● **Written problem**: Give the listing again exactly, omitting its images.

(Stored records)
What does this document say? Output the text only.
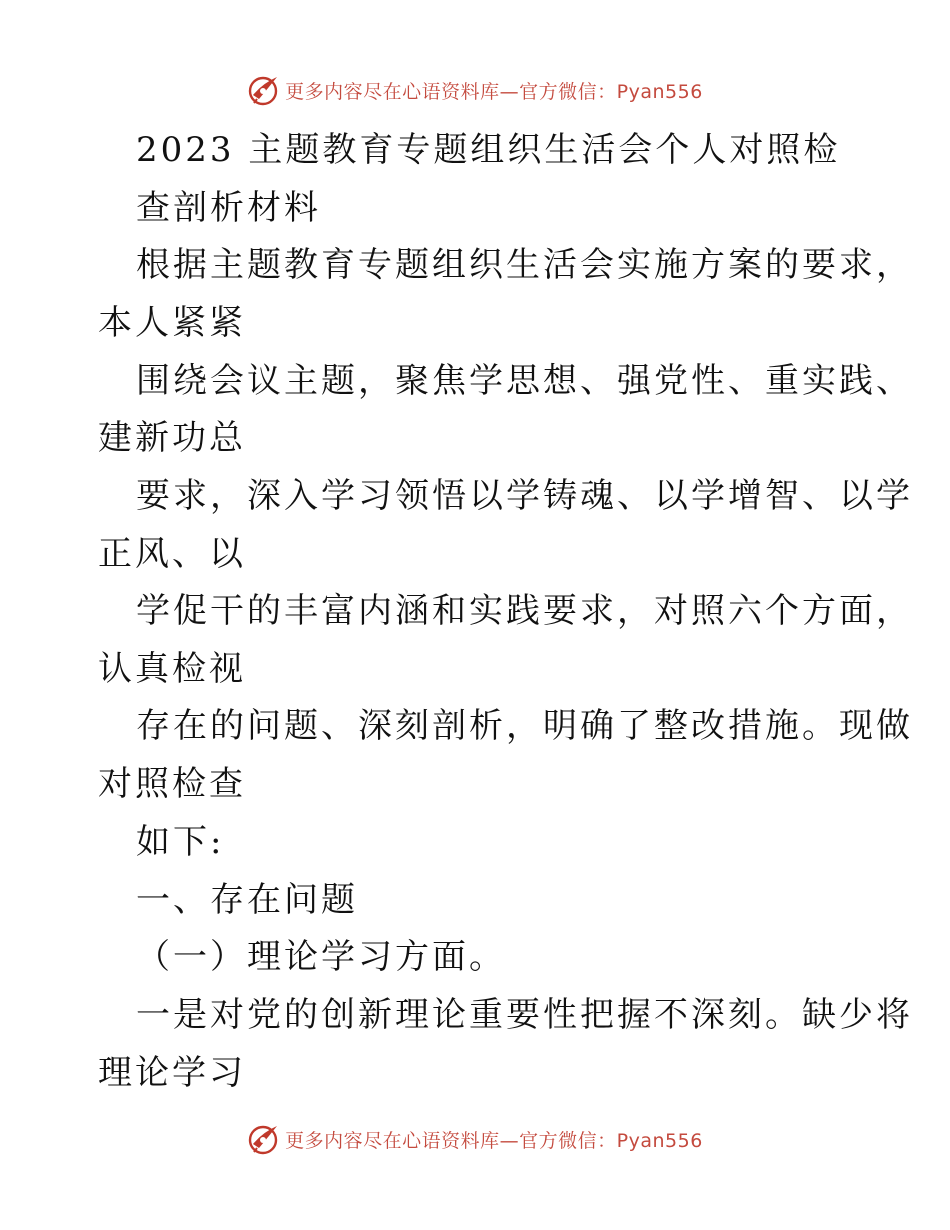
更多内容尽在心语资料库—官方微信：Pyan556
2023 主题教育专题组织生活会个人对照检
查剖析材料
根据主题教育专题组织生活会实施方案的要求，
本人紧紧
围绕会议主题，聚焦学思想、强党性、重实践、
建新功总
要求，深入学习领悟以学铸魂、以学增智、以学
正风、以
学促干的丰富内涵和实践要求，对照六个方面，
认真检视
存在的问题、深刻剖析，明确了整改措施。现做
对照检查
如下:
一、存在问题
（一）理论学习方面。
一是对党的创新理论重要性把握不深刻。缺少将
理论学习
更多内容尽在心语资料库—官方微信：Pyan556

● **Answer to the problem**:
What does this document say? Output the text only.
更多内容尽在心语资料库—官方微信：Pyan556
2023 主题教育专题组织生活会个人对照检
查剖析材料
根据主题教育专题组织生活会实施方案的要求，
本人紧紧
围绕会议主题，聚焦学思想、强党性、重实践、
建新功总
要求，深入学习领悟以学铸魂、以学增智、以学
正风、以
学促干的丰富内涵和实践要求，对照六个方面，
认真检视
存在的问题、深刻剖析，明确了整改措施。现做
对照检查
如下:
一、存在问题
（一）理论学习方面。
一是对党的创新理论重要性把握不深刻。缺少将
理论学习
更多内容尽在心语资料库—官方微信：Pyan556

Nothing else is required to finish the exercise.